Your instructions — Copy out the records below word for word, starting at the line that contains "for every button, label, input, icon, or" and ending at the line that contains "720, 498, 799]", with both of those lines included.

Provided data —
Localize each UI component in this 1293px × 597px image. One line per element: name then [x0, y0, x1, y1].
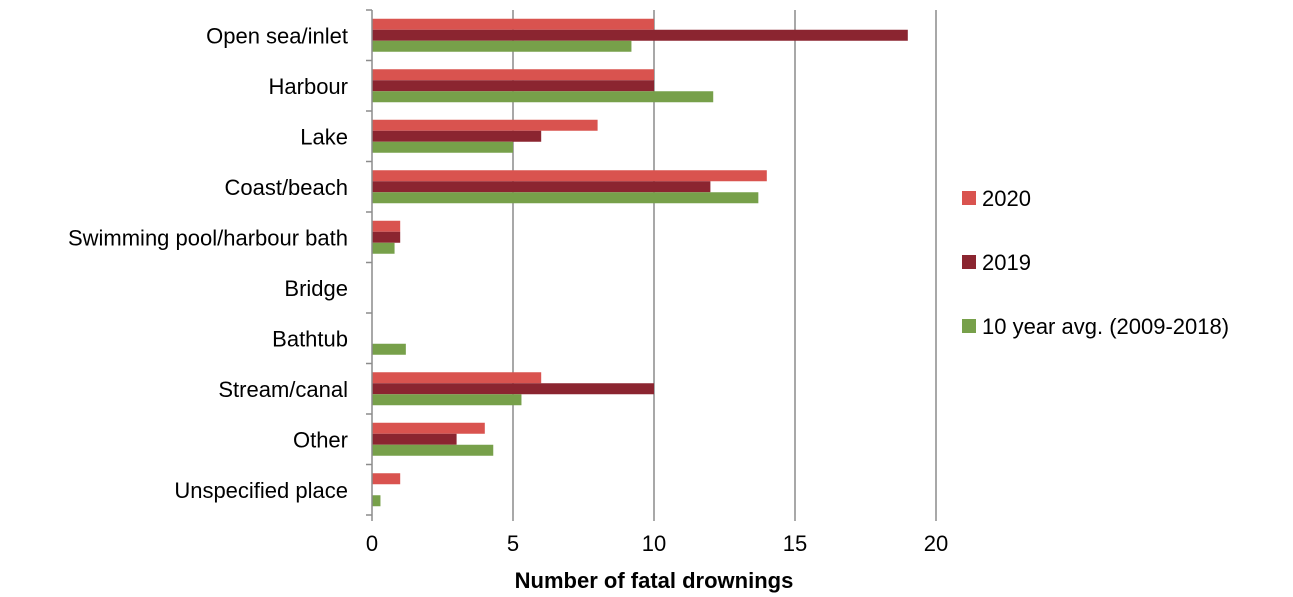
--
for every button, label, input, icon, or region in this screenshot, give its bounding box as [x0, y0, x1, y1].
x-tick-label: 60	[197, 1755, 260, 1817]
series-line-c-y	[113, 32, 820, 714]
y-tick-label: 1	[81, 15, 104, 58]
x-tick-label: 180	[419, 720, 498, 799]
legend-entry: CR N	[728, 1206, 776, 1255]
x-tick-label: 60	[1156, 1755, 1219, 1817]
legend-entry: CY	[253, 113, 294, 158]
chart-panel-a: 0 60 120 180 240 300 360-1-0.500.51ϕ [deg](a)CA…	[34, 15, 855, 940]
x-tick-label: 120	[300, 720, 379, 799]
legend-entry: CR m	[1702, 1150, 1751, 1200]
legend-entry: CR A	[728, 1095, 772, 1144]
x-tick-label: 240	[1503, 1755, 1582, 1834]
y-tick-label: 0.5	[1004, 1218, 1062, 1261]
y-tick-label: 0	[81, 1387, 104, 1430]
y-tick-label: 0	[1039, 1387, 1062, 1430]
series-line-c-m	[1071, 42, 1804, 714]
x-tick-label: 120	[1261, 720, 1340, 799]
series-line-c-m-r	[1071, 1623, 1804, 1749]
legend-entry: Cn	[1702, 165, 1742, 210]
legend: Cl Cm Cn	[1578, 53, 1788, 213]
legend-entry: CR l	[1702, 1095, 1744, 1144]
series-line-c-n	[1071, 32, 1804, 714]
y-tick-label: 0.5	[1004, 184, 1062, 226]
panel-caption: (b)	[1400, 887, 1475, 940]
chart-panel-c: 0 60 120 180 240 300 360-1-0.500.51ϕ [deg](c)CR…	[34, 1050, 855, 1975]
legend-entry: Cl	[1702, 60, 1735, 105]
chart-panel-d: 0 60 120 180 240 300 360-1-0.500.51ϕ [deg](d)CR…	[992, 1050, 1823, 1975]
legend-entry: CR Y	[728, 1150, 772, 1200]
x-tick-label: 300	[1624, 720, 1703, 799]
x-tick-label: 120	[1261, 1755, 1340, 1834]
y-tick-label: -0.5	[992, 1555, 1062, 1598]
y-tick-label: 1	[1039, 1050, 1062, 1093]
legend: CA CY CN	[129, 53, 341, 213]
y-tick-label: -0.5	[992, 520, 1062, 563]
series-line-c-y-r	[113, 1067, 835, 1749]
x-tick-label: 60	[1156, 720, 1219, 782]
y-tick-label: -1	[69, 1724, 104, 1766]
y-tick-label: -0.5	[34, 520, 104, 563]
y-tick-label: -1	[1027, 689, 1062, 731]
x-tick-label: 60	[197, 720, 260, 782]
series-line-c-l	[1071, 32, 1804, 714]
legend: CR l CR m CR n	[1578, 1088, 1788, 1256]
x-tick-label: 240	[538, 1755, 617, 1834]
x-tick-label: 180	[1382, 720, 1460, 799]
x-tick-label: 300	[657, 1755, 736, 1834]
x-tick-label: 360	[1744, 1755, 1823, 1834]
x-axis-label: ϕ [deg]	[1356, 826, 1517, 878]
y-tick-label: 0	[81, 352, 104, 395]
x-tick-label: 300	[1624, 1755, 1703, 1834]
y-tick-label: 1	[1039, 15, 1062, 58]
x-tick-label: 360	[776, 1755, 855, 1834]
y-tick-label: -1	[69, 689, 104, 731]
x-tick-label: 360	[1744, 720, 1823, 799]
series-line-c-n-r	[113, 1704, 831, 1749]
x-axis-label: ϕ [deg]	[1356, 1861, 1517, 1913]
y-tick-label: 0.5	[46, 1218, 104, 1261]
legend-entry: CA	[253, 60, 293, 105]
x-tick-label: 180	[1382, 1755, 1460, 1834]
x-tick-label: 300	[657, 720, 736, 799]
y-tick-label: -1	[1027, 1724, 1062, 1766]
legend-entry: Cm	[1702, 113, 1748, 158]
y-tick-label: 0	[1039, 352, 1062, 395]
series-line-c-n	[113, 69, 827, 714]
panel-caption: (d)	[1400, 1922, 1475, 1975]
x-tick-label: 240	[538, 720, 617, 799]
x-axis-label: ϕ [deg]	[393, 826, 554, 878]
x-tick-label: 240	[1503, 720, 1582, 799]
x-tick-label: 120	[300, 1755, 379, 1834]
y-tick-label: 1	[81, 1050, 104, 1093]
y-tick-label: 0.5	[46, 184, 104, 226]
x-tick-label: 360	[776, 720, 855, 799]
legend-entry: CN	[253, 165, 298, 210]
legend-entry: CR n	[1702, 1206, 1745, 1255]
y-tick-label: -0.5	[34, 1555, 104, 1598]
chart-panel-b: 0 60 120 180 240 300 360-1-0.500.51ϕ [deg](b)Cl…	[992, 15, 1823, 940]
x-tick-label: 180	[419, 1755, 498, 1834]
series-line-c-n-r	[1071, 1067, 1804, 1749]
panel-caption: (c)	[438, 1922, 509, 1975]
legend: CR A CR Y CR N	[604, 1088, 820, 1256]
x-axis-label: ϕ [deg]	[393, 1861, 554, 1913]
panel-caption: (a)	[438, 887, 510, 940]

Worked solution —
for every button, label, input, icon, or region in this screenshot, give its bounding box as [x0, y0, x1, y1].
x-tick-label: 60	[197, 1755, 260, 1817]
series-line-c-y	[113, 32, 820, 714]
y-tick-label: 1	[81, 15, 104, 58]
x-tick-label: 180	[419, 720, 498, 799]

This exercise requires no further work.